● **WHAT THE EXERCISE ASKS**
What is the number of lines containing the word "深入调查"? Give that number alone.

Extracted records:
--------
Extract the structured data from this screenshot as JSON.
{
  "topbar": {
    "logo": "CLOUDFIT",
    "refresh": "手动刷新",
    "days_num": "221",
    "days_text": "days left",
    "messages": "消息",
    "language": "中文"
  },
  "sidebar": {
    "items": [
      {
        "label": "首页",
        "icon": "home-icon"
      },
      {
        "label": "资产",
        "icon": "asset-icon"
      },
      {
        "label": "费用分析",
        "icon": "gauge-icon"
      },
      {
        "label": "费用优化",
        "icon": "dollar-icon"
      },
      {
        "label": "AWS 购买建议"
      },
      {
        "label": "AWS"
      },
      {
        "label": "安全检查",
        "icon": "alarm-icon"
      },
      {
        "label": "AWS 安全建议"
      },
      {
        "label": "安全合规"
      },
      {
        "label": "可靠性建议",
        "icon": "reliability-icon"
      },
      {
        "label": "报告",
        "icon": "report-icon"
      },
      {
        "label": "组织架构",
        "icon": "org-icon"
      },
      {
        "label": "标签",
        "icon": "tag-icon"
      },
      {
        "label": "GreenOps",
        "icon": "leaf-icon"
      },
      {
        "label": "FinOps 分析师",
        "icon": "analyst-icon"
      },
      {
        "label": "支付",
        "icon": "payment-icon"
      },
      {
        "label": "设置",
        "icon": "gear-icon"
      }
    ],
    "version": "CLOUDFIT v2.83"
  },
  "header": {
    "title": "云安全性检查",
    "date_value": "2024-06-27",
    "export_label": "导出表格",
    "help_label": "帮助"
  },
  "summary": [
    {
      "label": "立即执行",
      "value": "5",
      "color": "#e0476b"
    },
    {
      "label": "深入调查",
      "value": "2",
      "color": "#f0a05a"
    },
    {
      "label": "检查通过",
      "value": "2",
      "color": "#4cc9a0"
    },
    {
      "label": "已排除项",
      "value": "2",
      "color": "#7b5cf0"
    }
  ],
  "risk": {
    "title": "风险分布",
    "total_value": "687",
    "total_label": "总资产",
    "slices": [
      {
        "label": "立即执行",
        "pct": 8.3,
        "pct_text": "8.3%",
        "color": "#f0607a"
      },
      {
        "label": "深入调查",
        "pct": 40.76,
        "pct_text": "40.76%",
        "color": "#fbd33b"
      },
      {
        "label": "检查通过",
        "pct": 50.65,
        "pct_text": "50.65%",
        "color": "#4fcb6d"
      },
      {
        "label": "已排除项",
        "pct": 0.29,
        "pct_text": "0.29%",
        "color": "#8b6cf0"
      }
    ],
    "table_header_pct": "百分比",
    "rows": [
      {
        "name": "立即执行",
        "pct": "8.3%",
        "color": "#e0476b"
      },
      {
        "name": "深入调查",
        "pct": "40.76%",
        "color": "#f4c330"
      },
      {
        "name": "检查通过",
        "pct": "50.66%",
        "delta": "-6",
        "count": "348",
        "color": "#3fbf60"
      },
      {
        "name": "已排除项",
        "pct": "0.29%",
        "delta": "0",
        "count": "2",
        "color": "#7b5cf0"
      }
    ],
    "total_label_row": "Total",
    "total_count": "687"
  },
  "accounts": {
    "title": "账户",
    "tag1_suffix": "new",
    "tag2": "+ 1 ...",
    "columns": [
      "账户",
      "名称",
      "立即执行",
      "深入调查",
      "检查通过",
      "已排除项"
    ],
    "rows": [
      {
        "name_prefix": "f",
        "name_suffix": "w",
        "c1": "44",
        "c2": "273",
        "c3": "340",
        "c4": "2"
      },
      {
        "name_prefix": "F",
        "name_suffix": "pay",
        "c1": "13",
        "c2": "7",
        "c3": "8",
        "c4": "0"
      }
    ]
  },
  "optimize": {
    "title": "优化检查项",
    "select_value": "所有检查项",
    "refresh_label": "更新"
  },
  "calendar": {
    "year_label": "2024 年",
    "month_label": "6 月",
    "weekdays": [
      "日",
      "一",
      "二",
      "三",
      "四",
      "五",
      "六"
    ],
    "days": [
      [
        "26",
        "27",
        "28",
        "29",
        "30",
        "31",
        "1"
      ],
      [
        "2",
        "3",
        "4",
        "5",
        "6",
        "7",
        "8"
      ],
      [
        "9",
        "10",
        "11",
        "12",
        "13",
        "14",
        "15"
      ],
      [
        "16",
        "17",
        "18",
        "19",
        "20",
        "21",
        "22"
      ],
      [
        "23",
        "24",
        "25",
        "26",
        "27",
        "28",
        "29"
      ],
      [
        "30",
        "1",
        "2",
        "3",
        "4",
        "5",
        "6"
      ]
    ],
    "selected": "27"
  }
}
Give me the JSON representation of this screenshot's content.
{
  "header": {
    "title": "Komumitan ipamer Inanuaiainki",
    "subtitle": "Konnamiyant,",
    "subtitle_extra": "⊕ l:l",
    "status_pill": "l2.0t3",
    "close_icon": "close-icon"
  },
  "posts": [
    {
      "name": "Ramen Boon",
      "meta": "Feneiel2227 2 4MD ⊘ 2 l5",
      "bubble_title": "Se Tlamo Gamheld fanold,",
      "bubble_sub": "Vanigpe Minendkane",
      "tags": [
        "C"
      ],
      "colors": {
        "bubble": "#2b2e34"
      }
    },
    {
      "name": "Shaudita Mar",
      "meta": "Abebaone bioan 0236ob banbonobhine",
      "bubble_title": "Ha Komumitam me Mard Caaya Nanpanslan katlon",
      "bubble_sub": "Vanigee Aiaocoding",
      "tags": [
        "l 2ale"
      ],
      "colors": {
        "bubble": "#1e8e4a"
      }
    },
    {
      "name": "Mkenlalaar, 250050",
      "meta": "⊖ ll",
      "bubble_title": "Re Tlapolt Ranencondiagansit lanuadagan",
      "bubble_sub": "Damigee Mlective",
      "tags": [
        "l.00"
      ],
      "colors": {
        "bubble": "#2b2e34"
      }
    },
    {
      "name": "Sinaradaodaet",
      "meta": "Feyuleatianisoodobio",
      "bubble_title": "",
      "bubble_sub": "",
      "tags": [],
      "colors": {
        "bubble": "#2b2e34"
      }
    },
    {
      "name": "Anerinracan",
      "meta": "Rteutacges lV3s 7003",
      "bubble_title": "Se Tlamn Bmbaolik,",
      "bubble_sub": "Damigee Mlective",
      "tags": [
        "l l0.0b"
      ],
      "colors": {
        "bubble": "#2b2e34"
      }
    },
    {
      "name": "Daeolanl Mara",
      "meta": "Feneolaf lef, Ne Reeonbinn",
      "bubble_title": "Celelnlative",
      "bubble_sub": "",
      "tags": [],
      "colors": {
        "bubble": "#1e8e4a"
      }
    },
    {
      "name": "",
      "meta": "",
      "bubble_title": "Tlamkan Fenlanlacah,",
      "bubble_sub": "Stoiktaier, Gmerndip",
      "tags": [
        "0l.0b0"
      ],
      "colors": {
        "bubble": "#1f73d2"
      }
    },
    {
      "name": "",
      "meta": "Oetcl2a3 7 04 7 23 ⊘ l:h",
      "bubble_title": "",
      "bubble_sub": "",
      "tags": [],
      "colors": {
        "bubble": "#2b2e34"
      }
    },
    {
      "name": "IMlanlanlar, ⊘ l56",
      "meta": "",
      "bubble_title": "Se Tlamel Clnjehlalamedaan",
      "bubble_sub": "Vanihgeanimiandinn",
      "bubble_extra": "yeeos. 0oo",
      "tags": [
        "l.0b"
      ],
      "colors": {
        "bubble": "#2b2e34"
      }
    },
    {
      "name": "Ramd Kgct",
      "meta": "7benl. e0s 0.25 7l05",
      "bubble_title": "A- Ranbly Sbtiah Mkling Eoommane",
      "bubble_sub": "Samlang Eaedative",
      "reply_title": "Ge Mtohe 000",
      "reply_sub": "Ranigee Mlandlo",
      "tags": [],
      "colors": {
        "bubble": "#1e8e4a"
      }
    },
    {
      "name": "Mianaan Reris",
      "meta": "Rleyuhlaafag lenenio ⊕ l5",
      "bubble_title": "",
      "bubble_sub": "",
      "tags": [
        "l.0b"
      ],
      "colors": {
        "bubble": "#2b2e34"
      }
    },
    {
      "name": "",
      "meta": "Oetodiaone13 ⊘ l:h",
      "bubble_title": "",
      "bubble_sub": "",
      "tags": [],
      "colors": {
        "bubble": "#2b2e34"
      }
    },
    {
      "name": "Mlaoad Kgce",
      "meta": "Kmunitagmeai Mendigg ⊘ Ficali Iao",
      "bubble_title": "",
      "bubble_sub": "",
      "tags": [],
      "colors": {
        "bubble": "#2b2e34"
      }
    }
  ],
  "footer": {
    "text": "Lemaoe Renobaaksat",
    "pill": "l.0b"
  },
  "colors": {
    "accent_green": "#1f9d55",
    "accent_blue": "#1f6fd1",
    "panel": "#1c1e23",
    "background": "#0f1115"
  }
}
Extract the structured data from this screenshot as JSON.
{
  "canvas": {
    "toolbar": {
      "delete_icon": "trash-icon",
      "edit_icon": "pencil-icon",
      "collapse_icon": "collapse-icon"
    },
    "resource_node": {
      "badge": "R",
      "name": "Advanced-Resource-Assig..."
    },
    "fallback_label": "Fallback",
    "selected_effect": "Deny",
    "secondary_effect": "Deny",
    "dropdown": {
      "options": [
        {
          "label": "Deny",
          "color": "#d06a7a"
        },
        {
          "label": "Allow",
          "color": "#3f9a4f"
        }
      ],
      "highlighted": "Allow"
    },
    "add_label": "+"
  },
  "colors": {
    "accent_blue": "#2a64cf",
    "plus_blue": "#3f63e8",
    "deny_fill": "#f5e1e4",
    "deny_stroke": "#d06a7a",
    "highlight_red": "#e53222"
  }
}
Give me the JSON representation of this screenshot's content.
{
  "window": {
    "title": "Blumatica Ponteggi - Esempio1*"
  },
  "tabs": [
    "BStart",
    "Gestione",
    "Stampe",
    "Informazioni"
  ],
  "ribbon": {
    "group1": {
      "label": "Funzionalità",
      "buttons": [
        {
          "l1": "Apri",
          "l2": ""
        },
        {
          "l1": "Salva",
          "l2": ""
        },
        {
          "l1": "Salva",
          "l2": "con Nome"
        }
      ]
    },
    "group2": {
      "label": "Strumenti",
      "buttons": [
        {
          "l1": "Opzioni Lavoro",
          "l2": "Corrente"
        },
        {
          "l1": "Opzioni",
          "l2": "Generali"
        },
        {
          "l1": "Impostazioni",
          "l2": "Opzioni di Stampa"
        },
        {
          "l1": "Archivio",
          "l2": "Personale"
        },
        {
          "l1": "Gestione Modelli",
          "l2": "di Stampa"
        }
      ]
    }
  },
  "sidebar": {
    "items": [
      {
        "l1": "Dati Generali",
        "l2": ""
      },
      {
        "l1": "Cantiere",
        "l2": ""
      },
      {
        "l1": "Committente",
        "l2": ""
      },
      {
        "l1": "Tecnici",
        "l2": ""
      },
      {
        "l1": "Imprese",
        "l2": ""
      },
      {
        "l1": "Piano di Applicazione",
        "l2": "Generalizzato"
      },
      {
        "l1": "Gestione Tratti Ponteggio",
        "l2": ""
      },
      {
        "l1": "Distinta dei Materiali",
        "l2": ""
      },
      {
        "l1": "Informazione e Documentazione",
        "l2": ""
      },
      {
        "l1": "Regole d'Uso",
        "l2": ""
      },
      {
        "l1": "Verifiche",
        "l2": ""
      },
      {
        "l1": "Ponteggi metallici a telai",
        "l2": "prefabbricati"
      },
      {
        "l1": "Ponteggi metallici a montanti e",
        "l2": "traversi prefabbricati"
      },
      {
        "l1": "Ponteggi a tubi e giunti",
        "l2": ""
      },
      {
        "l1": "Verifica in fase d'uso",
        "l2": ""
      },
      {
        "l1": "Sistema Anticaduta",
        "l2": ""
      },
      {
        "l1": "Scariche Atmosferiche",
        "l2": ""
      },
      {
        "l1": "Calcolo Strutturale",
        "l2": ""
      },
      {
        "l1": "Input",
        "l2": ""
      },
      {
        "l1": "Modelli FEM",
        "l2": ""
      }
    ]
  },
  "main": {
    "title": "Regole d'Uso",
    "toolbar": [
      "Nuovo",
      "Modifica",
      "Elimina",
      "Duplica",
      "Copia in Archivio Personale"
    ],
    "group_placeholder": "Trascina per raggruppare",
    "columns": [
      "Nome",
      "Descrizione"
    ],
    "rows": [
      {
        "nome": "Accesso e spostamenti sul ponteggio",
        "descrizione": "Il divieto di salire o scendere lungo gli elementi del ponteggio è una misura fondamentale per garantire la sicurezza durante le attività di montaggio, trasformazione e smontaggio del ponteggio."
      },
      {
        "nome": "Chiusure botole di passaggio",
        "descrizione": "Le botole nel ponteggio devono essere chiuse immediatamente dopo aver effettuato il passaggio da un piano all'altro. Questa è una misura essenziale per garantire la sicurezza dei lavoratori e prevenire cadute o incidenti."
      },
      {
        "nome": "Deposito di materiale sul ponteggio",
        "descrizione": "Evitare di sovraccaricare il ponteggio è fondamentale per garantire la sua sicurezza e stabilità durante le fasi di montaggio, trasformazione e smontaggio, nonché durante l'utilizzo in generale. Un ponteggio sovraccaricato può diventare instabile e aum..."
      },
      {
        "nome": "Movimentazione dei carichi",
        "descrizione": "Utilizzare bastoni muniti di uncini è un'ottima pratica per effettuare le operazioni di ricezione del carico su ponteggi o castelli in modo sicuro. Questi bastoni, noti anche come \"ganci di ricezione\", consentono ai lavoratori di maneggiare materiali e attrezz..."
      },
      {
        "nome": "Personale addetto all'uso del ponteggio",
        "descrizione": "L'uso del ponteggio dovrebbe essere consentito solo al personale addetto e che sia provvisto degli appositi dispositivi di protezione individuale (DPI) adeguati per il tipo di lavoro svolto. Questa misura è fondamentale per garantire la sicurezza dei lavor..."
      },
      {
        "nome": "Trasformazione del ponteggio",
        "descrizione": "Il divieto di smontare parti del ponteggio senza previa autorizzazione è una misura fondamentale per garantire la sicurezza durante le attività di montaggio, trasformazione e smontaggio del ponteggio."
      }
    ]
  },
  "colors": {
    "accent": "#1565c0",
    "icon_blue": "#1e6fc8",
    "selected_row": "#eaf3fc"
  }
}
--------
● **EXERCISE SOLUTION**
4